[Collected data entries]
···
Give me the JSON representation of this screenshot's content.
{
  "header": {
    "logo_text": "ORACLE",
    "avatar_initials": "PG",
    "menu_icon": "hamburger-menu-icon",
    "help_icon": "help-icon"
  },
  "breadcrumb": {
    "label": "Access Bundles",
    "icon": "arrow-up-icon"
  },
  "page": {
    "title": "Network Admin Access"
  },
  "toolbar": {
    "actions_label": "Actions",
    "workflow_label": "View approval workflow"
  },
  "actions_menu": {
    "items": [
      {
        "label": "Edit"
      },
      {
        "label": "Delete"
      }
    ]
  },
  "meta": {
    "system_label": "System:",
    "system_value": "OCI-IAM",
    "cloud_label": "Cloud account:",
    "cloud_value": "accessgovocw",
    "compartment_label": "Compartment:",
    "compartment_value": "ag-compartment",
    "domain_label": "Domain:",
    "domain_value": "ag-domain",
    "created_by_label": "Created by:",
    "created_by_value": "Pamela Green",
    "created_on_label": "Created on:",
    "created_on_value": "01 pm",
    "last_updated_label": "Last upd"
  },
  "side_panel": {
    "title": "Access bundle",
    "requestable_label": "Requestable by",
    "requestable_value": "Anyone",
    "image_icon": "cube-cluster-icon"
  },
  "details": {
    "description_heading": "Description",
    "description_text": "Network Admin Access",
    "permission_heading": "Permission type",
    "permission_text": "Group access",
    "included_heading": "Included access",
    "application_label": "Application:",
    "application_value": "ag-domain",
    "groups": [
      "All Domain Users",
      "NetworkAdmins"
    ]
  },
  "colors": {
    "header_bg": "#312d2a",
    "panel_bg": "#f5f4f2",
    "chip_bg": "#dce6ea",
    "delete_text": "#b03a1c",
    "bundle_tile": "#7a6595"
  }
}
···
> **Your instructions**
All of the material must be reproduced exactly.

> **Answer for the task**
Give me the JSON representation of this screenshot's content.
{
  "header": {
    "logo_text": "ORACLE",
    "avatar_initials": "PG",
    "menu_icon": "hamburger-menu-icon",
    "help_icon": "help-icon"
  },
  "breadcrumb": {
    "label": "Access Bundles",
    "icon": "arrow-up-icon"
  },
  "page": {
    "title": "Network Admin Access"
  },
  "toolbar": {
    "actions_label": "Actions",
    "workflow_label": "View approval workflow"
  },
  "actions_menu": {
    "items": [
      {
        "label": "Edit"
      },
      {
        "label": "Delete"
      }
    ]
  },
  "meta": {
    "system_label": "System:",
    "system_value": "OCI-IAM",
    "cloud_label": "Cloud account:",
    "cloud_value": "accessgovocw",
    "compartment_label": "Compartment:",
    "compartment_value": "ag-compartment",
    "domain_label": "Domain:",
    "domain_value": "ag-domain",
    "created_by_label": "Created by:",
    "created_by_value": "Pamela Green",
    "created_on_label": "Created on:",
    "created_on_value": "01 pm",
    "last_updated_label": "Last upd"
  },
  "side_panel": {
    "title": "Access bundle",
    "requestable_label": "Requestable by",
    "requestable_value": "Anyone",
    "image_icon": "cube-cluster-icon"
  },
  "details": {
    "description_heading": "Description",
    "description_text": "Network Admin Access",
    "permission_heading": "Permission type",
    "permission_text": "Group access",
    "included_heading": "Included access",
    "application_label": "Application:",
    "application_value": "ag-domain",
    "groups": [
      "All Domain Users",
      "NetworkAdmins"
    ]
  },
  "colors": {
    "header_bg": "#312d2a",
    "panel_bg": "#f5f4f2",
    "chip_bg": "#dce6ea",
    "delete_text": "#b03a1c",
    "bundle_tile": "#7a6595"
  }
}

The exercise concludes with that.